Lines of data:
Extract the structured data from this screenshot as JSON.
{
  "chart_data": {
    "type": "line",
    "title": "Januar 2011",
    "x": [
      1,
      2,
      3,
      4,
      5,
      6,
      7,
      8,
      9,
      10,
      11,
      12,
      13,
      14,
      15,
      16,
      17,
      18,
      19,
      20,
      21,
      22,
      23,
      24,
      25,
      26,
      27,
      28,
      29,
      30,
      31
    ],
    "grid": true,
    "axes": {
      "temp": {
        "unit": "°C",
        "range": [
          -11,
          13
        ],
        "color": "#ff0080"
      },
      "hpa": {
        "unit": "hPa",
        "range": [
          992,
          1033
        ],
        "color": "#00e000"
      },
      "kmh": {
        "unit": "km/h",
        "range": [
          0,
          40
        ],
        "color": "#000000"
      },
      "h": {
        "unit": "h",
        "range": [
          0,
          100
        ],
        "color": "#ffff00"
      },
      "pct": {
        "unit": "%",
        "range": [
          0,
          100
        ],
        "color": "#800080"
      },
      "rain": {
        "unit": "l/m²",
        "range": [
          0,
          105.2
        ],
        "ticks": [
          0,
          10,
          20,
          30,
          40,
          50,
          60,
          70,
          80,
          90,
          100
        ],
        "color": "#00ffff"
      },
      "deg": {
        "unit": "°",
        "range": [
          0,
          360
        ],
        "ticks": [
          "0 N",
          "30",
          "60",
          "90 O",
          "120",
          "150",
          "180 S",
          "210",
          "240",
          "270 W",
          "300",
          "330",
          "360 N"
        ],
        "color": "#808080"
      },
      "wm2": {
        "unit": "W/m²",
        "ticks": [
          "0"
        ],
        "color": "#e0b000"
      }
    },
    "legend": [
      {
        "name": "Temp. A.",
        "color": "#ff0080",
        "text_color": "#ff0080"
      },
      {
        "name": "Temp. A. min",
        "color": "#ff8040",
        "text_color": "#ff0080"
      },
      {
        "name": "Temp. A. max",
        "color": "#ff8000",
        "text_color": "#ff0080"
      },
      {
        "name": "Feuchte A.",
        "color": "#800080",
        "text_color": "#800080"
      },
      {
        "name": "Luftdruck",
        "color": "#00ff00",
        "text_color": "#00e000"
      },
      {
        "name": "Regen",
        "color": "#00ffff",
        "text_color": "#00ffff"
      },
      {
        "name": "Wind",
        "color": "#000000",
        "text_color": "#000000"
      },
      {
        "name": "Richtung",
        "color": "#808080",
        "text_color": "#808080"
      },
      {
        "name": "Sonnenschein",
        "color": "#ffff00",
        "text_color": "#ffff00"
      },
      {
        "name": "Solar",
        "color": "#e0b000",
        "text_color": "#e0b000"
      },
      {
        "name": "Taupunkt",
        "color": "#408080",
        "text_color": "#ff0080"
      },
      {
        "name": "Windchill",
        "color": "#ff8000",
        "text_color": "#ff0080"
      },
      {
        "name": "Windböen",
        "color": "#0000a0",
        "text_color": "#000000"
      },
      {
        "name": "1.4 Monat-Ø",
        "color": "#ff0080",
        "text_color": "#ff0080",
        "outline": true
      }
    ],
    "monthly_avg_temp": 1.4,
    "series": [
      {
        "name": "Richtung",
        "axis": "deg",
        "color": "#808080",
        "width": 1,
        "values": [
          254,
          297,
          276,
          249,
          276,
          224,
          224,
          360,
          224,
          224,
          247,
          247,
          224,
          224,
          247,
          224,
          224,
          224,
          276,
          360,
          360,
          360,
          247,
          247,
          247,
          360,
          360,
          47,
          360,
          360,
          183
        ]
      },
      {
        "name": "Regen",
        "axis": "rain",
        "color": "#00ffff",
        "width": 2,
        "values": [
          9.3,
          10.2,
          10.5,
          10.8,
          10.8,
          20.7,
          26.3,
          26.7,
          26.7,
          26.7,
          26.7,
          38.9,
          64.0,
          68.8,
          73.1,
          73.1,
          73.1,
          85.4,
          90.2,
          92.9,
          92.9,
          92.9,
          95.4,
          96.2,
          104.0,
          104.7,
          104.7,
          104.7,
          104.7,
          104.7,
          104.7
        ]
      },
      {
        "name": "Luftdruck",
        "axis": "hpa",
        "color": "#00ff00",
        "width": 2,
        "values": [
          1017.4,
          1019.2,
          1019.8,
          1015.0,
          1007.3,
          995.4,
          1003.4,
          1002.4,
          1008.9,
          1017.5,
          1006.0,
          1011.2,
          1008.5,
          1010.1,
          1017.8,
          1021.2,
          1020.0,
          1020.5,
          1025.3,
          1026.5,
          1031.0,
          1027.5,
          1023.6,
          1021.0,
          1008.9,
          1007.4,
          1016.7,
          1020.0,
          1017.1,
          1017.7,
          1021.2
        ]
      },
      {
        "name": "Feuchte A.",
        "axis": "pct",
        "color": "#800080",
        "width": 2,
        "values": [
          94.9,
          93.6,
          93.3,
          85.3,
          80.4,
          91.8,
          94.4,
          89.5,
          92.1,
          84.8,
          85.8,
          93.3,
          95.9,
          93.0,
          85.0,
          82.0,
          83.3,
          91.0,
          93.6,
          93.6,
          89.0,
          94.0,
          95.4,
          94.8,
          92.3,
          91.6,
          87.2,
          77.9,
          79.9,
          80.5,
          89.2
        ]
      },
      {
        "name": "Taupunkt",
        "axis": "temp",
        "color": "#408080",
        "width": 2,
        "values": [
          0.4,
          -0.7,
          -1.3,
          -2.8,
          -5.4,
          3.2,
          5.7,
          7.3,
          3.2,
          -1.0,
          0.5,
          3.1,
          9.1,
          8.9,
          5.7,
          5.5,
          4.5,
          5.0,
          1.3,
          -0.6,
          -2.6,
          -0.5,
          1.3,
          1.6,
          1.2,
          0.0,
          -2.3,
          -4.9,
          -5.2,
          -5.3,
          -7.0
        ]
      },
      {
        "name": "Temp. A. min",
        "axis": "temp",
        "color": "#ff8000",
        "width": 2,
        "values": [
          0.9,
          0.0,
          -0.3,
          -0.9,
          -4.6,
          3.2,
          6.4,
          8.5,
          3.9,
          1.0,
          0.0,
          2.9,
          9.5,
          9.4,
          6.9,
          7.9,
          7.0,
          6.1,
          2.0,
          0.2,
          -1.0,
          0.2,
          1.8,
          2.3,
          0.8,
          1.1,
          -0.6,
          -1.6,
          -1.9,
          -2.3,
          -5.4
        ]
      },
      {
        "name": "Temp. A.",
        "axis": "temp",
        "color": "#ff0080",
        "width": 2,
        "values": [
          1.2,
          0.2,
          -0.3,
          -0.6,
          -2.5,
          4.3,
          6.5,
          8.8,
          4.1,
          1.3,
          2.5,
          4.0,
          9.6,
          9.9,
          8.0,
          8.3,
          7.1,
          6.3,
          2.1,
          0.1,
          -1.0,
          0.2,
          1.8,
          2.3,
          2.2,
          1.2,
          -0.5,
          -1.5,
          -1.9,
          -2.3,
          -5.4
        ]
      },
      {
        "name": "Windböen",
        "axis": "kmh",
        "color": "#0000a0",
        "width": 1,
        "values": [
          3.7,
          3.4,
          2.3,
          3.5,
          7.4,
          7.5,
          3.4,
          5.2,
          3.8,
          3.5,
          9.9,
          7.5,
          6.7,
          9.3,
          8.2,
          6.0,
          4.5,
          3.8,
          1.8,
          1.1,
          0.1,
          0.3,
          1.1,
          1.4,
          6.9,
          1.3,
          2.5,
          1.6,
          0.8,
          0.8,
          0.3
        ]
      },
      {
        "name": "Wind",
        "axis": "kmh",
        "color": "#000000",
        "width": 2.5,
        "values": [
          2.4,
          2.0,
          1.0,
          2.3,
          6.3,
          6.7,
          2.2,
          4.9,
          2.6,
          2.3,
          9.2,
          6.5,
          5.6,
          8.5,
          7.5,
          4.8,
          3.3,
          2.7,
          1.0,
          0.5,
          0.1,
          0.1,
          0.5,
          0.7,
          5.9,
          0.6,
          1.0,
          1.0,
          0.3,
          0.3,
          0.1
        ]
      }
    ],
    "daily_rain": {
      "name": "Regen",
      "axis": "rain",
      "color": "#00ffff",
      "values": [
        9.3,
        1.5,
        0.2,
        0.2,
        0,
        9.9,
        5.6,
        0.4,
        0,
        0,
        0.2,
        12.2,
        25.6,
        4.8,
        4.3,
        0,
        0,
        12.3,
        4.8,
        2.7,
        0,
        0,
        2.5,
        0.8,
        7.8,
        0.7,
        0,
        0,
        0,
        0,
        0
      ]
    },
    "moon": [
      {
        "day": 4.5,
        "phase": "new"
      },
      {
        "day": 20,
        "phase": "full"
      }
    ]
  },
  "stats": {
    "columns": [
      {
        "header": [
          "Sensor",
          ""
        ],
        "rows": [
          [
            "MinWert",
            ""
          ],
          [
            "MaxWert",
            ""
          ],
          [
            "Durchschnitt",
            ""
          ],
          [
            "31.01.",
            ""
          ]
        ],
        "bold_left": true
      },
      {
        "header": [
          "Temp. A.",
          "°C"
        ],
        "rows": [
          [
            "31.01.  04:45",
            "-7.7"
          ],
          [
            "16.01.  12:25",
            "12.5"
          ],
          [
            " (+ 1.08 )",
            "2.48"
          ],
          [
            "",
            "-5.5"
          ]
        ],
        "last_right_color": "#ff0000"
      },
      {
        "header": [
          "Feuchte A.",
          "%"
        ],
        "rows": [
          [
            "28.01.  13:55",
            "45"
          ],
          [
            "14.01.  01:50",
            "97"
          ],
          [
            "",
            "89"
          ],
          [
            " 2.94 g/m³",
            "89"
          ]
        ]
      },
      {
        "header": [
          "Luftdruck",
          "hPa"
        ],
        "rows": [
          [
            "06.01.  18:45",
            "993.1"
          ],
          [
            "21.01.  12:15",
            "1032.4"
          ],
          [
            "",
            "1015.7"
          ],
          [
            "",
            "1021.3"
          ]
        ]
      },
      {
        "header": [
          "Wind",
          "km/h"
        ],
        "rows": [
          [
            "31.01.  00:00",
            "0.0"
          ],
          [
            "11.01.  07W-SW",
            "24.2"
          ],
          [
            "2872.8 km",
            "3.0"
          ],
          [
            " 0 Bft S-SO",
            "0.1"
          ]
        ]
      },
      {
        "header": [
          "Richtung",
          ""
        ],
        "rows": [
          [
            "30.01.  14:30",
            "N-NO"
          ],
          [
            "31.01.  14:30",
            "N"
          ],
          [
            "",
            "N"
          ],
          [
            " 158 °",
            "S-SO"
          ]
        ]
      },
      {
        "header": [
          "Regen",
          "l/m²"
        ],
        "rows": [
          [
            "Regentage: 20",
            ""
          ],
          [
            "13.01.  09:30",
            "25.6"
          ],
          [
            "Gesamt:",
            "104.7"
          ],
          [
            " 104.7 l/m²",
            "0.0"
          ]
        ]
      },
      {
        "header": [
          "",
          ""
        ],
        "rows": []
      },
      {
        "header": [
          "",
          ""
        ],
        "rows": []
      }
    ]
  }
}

### [PROBLEM DESCRIPTION]
What is the number of lines in the listing that include the word "unit"? Give that number and nothing else.

### [RIGHT ANSWER]
8